Task brief: Collect every line below that contains the word "name".

[Entries from a visual dataset]
------------------------------------------------
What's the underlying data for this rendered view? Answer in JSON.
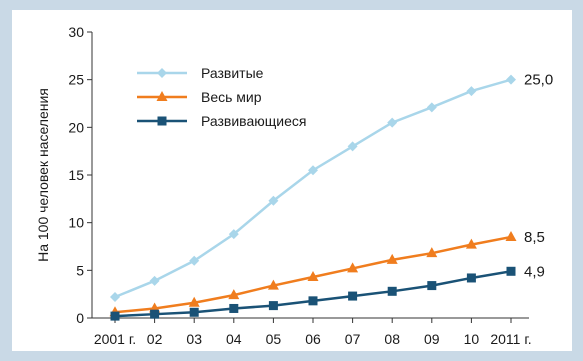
{
  "chart_data": {
    "type": "line",
    "ylabel": "На 100 человек населения",
    "ylim": [
      0,
      30
    ],
    "y_ticks": [
      "0",
      "5",
      "10",
      "15",
      "20",
      "25",
      "30"
    ],
    "x": [
      "2001 г.",
      "02",
      "03",
      "04",
      "05",
      "06",
      "07",
      "08",
      "09",
      "10",
      "2011 г."
    ],
    "grid": false,
    "legend_position": "top-left",
    "series": [
      {
        "name": "Развитые",
        "color": "#a9d6ea",
        "marker": "diamond",
        "values": [
          2.2,
          3.9,
          6.0,
          8.8,
          12.3,
          15.5,
          18.0,
          20.5,
          22.1,
          23.8,
          25.0
        ],
        "end_label": "25,0"
      },
      {
        "name": "Весь мир",
        "color": "#f07d1e",
        "marker": "triangle",
        "values": [
          0.6,
          1.0,
          1.6,
          2.4,
          3.4,
          4.3,
          5.2,
          6.1,
          6.8,
          7.7,
          8.5
        ],
        "end_label": "8,5"
      },
      {
        "name": "Развивающиеся",
        "color": "#1a5276",
        "marker": "square",
        "values": [
          0.2,
          0.4,
          0.6,
          1.0,
          1.3,
          1.8,
          2.3,
          2.8,
          3.4,
          4.2,
          4.9
        ],
        "end_label": "4,9"
      }
    ]
  }
}
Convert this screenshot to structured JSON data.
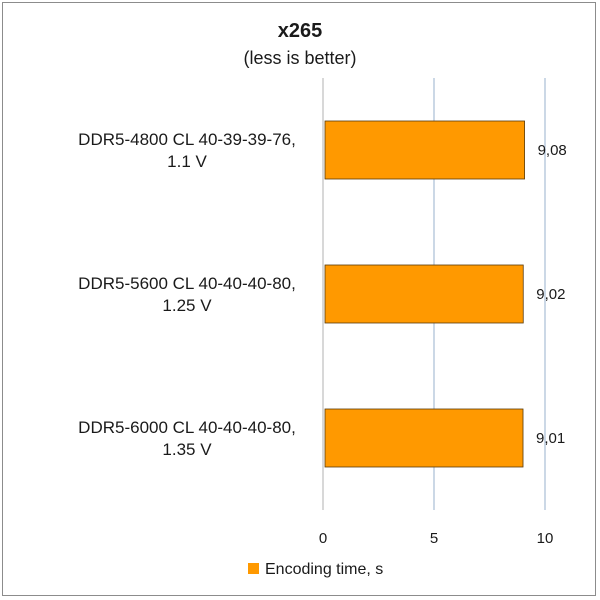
{
  "chart_data": {
    "type": "bar",
    "orientation": "horizontal",
    "title": "x265",
    "subtitle": "(less is better)",
    "categories": [
      [
        "DDR5-4800 CL 40-39-39-76,",
        "1.1 V"
      ],
      [
        "DDR5-5600 CL 40-40-40-80,",
        "1.25 V"
      ],
      [
        "DDR5-6000 CL 40-40-40-80,",
        "1.35 V"
      ]
    ],
    "series": [
      {
        "name": "Encoding time, s",
        "values": [
          9.08,
          9.02,
          9.01
        ],
        "value_labels": [
          "9,08",
          "9,02",
          "9,01"
        ],
        "color": "#ff9900"
      }
    ],
    "xlim": [
      0,
      10
    ],
    "xticks": [
      0,
      5,
      10
    ],
    "xtick_labels": [
      "0",
      "5",
      "10"
    ],
    "grid": true,
    "legend_position": "bottom"
  }
}
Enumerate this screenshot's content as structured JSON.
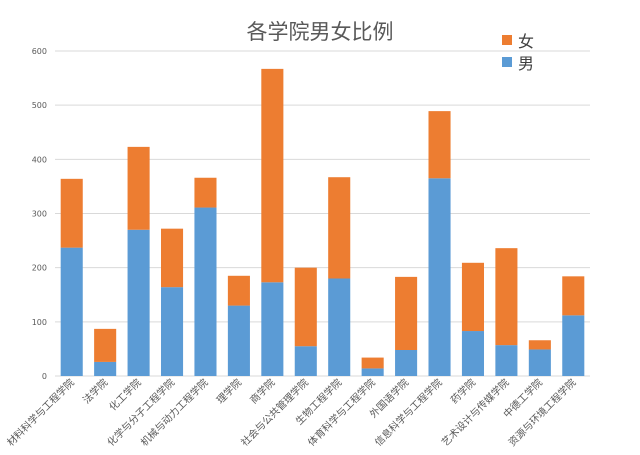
{
  "chart_data": {
    "type": "bar",
    "stacked": true,
    "title": "各学院男女比例",
    "xlabel": "",
    "ylabel": "",
    "ylim": [
      0,
      600
    ],
    "yticks": [
      0,
      100,
      200,
      300,
      400,
      500,
      600
    ],
    "grid": true,
    "legend_position": "top-right",
    "categories": [
      "材料科学与工程学院",
      "法学院",
      "化工学院",
      "化学与分子工程学院",
      "机械与动力工程学院",
      "理学院",
      "商学院",
      "社会与公共管理学院",
      "生物工程学院",
      "体育科学与工程学院",
      "外国语学院",
      "信息科学与工程学院",
      "药学院",
      "艺术设计与传媒学院",
      "中德工学院",
      "资源与环境工程学院"
    ],
    "series": [
      {
        "name": "男",
        "color": "#5B9BD5",
        "values": [
          237,
          26,
          270,
          164,
          311,
          130,
          173,
          55,
          180,
          14,
          48,
          365,
          83,
          57,
          49,
          112
        ]
      },
      {
        "name": "女",
        "color": "#ED7D31",
        "values": [
          127,
          61,
          153,
          108,
          55,
          55,
          394,
          145,
          187,
          20,
          135,
          124,
          126,
          179,
          17,
          72
        ]
      }
    ]
  }
}
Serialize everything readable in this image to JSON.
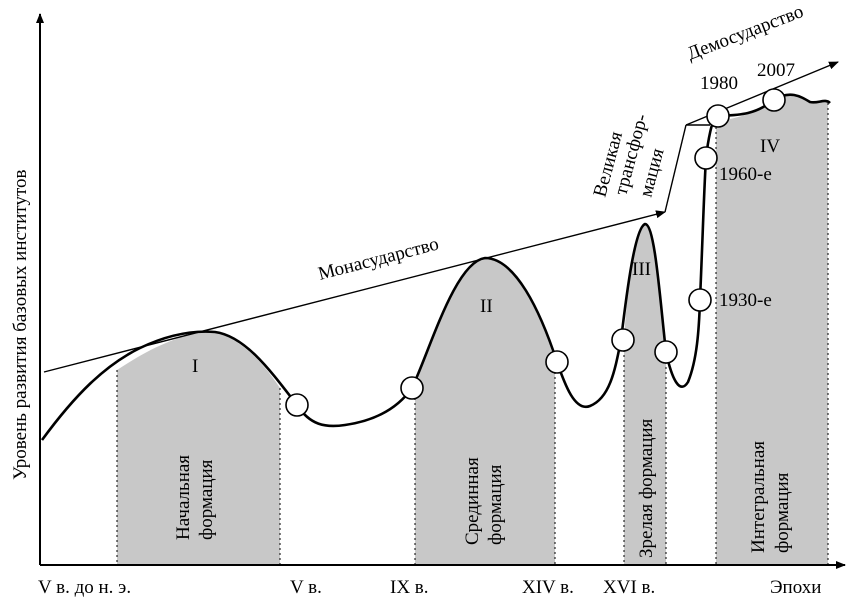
{
  "y_axis_label": "Уровень развития базовых институтов",
  "x_axis": {
    "ticks": [
      "V в. до н. э.",
      "V в.",
      "IX в.",
      "XIV в.",
      "XVI в."
    ],
    "end_label": "Эпохи"
  },
  "trend_lines": {
    "monastate": "Монасударство",
    "transformation": [
      "Великая",
      "трансфор-",
      "мация"
    ],
    "demostate": "Демосударство"
  },
  "formations": [
    {
      "roman": "I",
      "label": [
        "Начальная",
        "формация"
      ]
    },
    {
      "roman": "II",
      "label": [
        "Срединная",
        "формация"
      ]
    },
    {
      "roman": "III",
      "label": [
        "Зрелая формация"
      ]
    },
    {
      "roman": "IV",
      "label": [
        "Интегральная",
        "формация"
      ]
    }
  ],
  "point_labels": {
    "p1930": "1930-е",
    "p1960": "1960-е",
    "p1980": "1980",
    "p2007": "2007"
  },
  "colors": {
    "formation_fill": "#c8c8c8",
    "line": "#000000",
    "marker_fill": "#ffffff"
  }
}
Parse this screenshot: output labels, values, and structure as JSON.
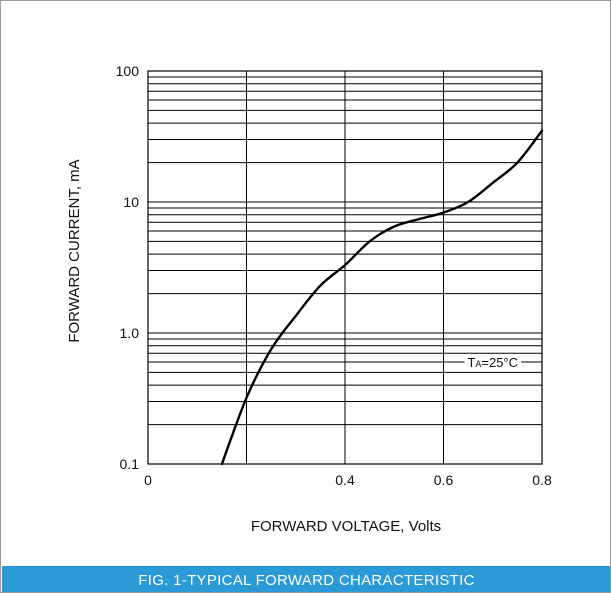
{
  "caption": "FIG. 1-TYPICAL FORWARD CHARACTERISTIC",
  "colors": {
    "caption_bg": "#2a9bd6",
    "caption_text": "#ffffff",
    "curve": "#000000",
    "grid": "#000000"
  },
  "chart_data": {
    "type": "line",
    "title": "",
    "xlabel": "FORWARD VOLTAGE, Volts",
    "ylabel": "FORWARD CURRENT, mA",
    "xlim": [
      0,
      0.8
    ],
    "ylim": [
      0.1,
      100
    ],
    "yscale": "log",
    "grid": true,
    "x_ticks": [
      0,
      0.2,
      0.4,
      0.6,
      0.8
    ],
    "x_tick_labels": [
      "0",
      "",
      "0.4",
      "0.6",
      "0.8"
    ],
    "y_ticks": [
      0.1,
      1,
      10,
      100
    ],
    "y_tick_labels": [
      "0.1",
      "1.0",
      "10",
      "100"
    ],
    "annotation": {
      "prefix": "T",
      "subscript": "A",
      "text": "=25°C",
      "x": 0.7,
      "y": 0.6
    },
    "series": [
      {
        "name": "",
        "x": [
          0.15,
          0.2,
          0.25,
          0.3,
          0.35,
          0.4,
          0.45,
          0.5,
          0.55,
          0.6,
          0.65,
          0.7,
          0.75,
          0.8
        ],
        "y": [
          0.1,
          0.32,
          0.75,
          1.35,
          2.3,
          3.3,
          5.0,
          6.5,
          7.4,
          8.3,
          10,
          14,
          20,
          35
        ]
      }
    ]
  }
}
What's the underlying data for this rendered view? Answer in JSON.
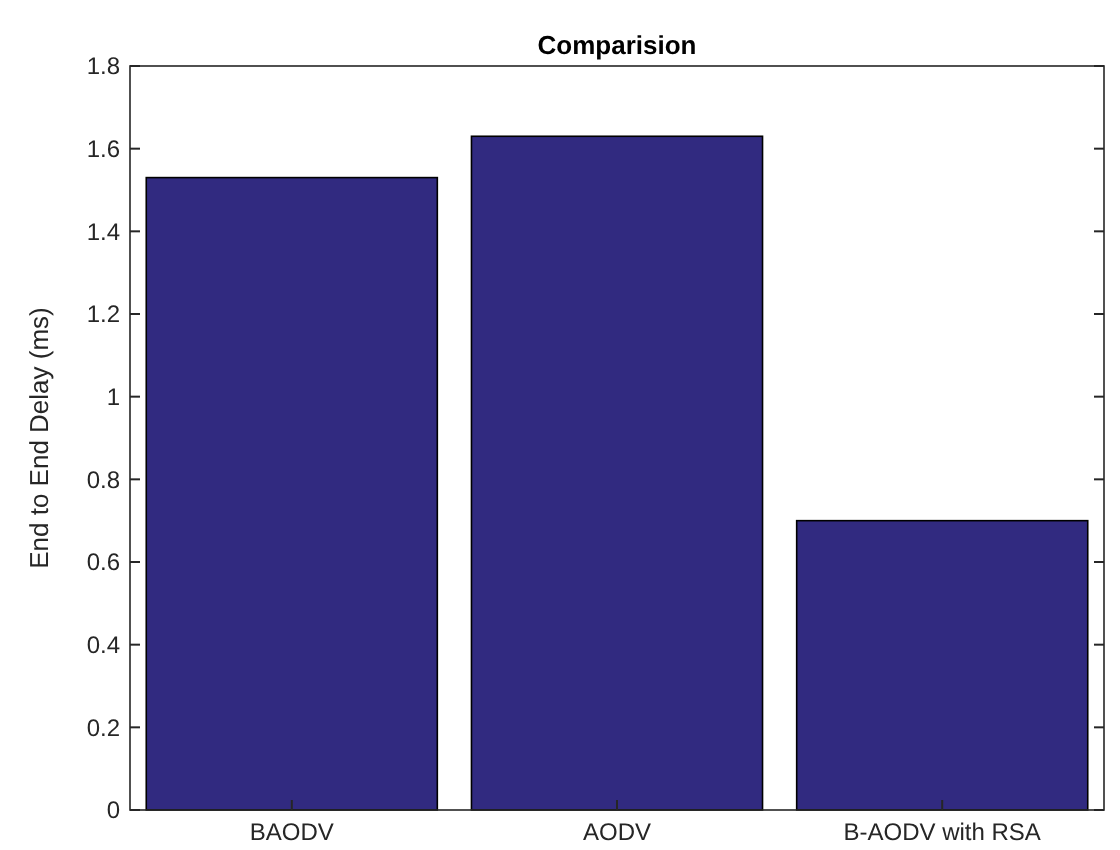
{
  "chart_data": {
    "type": "bar",
    "title": "Comparision",
    "ylabel": "End to End Delay (ms)",
    "categories": [
      "BAODV",
      "AODV",
      "B-AODV with RSA"
    ],
    "values": [
      1.53,
      1.63,
      0.7
    ],
    "color": "#312a80",
    "ylim": [
      0,
      1.8
    ],
    "yticks": [
      0,
      0.2,
      0.4,
      0.6,
      0.8,
      1,
      1.2,
      1.4,
      1.6,
      1.8
    ],
    "grid": false
  }
}
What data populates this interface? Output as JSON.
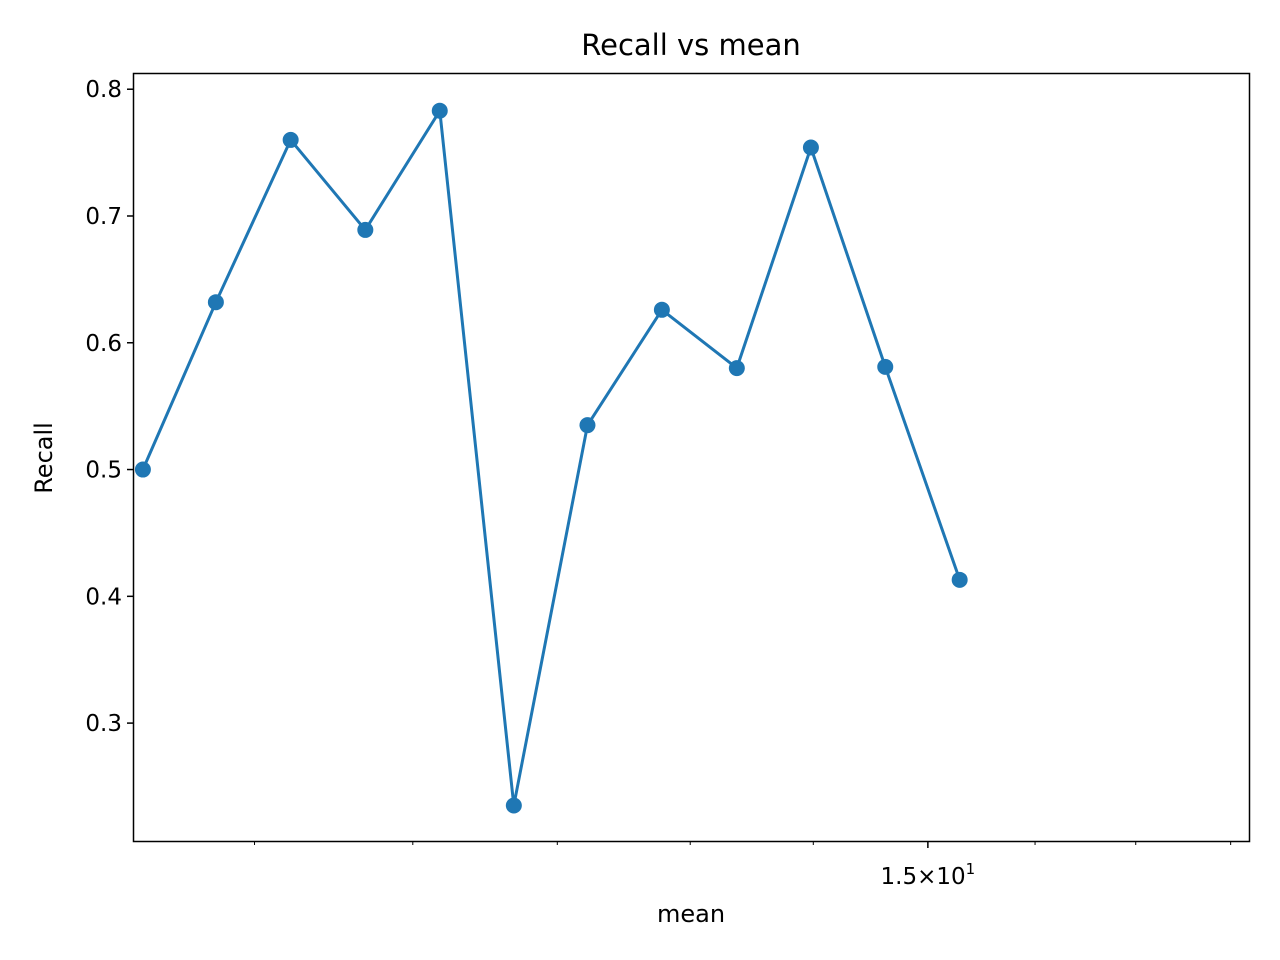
{
  "chart_data": {
    "type": "line",
    "title": "Recall vs mean",
    "xlabel": "mean",
    "ylabel": "Recall",
    "x_scale": "log",
    "x_tick_labels": [
      {
        "value": 15,
        "mantissa": "1.5",
        "times": "×",
        "base": "10",
        "exponent": "1"
      }
    ],
    "y_ticks": [
      0.3,
      0.4,
      0.5,
      0.6,
      0.7,
      0.8
    ],
    "y_tick_labels": [
      "0.3",
      "0.4",
      "0.5",
      "0.6",
      "0.7",
      "0.8"
    ],
    "ylim": [
      0.207,
      0.812
    ],
    "xlim": [
      9.3,
      18.2
    ],
    "grid": false,
    "color": "#1f77b4",
    "series": [
      {
        "x": [
          9.35,
          9.77,
          10.22,
          10.69,
          11.18,
          11.69,
          12.22,
          12.78,
          13.37,
          13.98,
          14.62,
          15.29
        ],
        "y": [
          0.5,
          0.632,
          0.76,
          0.689,
          0.783,
          0.235,
          0.535,
          0.626,
          0.58,
          0.754,
          0.581,
          0.413
        ]
      }
    ]
  }
}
------------------------------------------------
Problem solution:
        "name": "Развитые",
        "name": "Весь мир",
        "name": "Развивающиеся",
        "name": "Encoding time, s",
        "name": "男",
        "name": "女",
        "name": "",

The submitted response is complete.